>> START RECORDS SHOWN

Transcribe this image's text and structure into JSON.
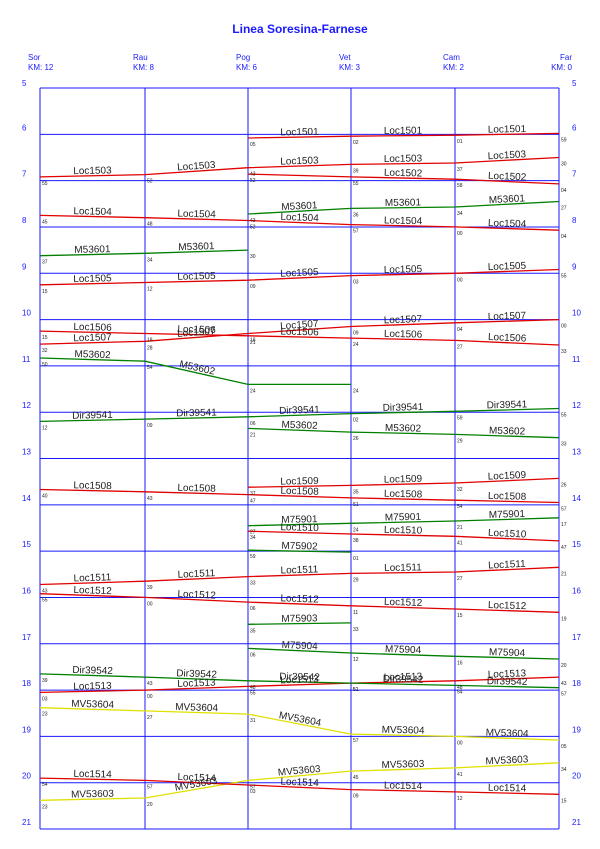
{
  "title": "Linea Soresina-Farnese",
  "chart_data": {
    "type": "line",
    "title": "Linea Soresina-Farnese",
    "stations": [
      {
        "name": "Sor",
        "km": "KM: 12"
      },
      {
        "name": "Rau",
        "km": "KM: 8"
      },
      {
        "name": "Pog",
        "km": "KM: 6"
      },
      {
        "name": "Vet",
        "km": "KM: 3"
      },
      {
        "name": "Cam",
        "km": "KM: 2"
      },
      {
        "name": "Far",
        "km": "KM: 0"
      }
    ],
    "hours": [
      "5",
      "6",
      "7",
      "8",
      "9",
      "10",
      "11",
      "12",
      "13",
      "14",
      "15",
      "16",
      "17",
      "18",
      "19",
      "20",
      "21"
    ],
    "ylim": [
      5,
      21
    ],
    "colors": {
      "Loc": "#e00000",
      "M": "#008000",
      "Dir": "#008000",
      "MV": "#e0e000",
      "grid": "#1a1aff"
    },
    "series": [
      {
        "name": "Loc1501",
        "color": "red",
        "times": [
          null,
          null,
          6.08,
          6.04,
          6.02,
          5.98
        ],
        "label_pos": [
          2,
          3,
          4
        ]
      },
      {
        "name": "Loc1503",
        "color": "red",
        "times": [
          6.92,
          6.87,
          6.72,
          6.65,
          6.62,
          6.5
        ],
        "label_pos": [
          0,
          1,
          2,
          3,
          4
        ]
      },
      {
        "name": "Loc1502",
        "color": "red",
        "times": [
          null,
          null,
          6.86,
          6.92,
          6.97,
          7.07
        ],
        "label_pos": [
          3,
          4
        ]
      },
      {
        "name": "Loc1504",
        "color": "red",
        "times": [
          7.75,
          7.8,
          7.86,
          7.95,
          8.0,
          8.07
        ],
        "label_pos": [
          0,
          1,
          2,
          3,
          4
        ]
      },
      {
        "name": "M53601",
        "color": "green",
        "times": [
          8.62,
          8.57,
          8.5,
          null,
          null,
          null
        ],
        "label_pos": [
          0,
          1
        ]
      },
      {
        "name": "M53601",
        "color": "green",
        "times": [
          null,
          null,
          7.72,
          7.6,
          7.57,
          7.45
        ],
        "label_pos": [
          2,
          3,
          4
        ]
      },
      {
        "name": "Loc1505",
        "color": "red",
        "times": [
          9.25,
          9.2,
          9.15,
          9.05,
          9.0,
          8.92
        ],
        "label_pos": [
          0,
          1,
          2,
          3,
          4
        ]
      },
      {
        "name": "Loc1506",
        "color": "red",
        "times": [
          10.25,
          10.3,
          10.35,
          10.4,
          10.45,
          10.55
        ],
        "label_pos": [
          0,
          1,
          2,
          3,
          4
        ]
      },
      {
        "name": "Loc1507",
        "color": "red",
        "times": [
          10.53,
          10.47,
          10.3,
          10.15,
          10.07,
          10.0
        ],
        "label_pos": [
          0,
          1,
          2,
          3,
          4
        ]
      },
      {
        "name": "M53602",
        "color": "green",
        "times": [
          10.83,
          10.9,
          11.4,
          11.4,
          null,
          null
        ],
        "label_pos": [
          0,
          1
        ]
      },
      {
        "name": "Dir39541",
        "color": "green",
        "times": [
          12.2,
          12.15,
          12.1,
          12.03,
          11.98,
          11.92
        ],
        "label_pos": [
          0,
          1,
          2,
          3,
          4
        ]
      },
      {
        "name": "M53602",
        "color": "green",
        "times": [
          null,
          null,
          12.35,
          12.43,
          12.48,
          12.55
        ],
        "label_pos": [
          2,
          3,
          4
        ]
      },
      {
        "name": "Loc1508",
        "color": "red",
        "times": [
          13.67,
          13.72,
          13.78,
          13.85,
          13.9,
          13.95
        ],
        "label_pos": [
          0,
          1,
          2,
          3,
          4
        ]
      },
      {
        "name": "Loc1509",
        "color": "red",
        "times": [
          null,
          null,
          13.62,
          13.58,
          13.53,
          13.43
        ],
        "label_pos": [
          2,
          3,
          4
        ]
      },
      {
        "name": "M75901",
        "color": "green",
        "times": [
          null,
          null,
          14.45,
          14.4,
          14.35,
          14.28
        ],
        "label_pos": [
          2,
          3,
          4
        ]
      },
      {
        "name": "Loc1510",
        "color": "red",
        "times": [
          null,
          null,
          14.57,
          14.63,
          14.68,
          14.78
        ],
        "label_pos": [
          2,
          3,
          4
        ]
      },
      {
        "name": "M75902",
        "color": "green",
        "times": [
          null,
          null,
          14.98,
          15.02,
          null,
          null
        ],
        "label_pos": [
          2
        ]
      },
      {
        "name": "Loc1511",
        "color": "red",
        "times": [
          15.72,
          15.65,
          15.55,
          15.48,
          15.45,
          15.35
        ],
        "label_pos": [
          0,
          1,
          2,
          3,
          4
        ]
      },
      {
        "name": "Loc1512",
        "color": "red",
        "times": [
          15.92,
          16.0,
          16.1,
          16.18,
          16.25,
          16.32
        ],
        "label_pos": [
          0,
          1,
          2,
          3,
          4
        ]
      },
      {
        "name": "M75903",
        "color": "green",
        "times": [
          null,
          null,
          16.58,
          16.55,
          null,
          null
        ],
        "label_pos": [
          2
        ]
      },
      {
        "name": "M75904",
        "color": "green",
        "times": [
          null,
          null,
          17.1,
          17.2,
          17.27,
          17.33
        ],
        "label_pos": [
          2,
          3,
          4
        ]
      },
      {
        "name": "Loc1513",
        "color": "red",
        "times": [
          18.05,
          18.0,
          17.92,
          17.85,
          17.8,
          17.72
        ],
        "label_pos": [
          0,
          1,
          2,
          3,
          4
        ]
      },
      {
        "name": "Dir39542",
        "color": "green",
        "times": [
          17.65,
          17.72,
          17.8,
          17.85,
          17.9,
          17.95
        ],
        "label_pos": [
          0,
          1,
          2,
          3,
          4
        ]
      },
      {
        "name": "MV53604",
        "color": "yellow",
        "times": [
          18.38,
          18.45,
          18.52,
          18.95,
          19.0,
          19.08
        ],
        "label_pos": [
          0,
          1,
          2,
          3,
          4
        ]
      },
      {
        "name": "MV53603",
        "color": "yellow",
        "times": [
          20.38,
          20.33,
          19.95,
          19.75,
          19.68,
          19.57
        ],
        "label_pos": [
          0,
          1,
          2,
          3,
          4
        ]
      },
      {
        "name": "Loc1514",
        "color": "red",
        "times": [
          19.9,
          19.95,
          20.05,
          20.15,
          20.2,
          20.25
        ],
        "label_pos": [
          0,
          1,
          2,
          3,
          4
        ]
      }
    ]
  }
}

>> END RECORDS SHOWN
>> START RECORDS SHOWN

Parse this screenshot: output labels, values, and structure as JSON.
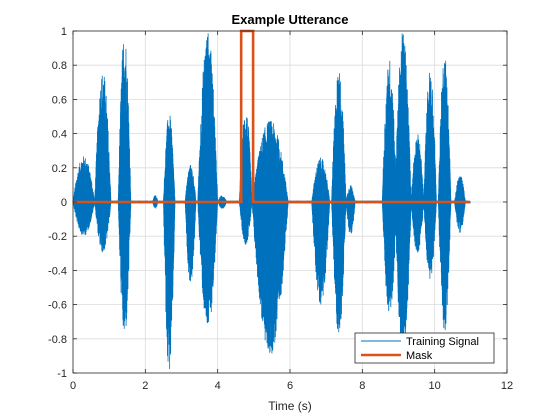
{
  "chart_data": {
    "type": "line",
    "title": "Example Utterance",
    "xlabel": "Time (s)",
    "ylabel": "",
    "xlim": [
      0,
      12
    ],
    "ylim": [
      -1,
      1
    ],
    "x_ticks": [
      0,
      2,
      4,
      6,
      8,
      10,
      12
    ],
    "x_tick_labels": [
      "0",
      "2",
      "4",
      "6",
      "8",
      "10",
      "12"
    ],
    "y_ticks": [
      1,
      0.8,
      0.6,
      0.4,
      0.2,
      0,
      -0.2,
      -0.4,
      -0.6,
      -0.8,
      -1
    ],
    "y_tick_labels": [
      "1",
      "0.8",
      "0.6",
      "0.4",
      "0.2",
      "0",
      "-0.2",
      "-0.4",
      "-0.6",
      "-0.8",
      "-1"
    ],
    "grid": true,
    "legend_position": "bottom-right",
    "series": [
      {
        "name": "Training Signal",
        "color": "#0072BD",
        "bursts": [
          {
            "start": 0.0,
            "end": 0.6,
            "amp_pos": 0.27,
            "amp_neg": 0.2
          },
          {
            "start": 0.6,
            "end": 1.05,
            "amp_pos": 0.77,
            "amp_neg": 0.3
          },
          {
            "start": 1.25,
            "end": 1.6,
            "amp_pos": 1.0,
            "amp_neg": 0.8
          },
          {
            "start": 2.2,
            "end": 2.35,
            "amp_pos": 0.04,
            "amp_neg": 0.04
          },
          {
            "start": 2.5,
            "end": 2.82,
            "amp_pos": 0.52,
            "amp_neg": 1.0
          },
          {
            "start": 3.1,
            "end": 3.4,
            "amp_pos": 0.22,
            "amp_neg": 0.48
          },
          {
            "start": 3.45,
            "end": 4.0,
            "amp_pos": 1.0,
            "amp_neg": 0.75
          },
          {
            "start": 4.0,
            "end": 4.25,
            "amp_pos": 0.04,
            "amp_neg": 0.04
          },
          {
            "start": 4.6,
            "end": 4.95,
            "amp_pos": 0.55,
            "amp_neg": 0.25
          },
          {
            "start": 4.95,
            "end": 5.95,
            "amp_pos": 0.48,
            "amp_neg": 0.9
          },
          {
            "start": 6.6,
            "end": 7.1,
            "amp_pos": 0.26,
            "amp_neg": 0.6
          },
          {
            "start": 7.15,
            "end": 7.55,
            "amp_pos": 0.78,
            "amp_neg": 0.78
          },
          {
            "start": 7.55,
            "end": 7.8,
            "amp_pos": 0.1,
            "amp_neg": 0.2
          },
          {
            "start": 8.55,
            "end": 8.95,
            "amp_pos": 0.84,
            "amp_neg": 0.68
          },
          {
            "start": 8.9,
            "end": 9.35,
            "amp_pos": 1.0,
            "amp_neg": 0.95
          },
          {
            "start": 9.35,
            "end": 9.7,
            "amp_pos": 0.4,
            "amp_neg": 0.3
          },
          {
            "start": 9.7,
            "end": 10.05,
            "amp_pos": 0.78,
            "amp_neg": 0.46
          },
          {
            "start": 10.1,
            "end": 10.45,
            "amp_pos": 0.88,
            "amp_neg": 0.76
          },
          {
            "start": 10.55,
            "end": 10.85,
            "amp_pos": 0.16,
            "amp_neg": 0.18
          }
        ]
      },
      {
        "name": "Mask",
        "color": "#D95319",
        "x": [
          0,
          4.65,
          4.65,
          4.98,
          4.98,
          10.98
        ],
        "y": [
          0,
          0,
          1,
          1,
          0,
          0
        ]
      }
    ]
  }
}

>> END RECORDS SHOWN

## EXERCISE REQUIREMENTS
Going over the lines above, work out how many include "title", then give only that number.

## OUTPUT FOR THIS EXERCISE
3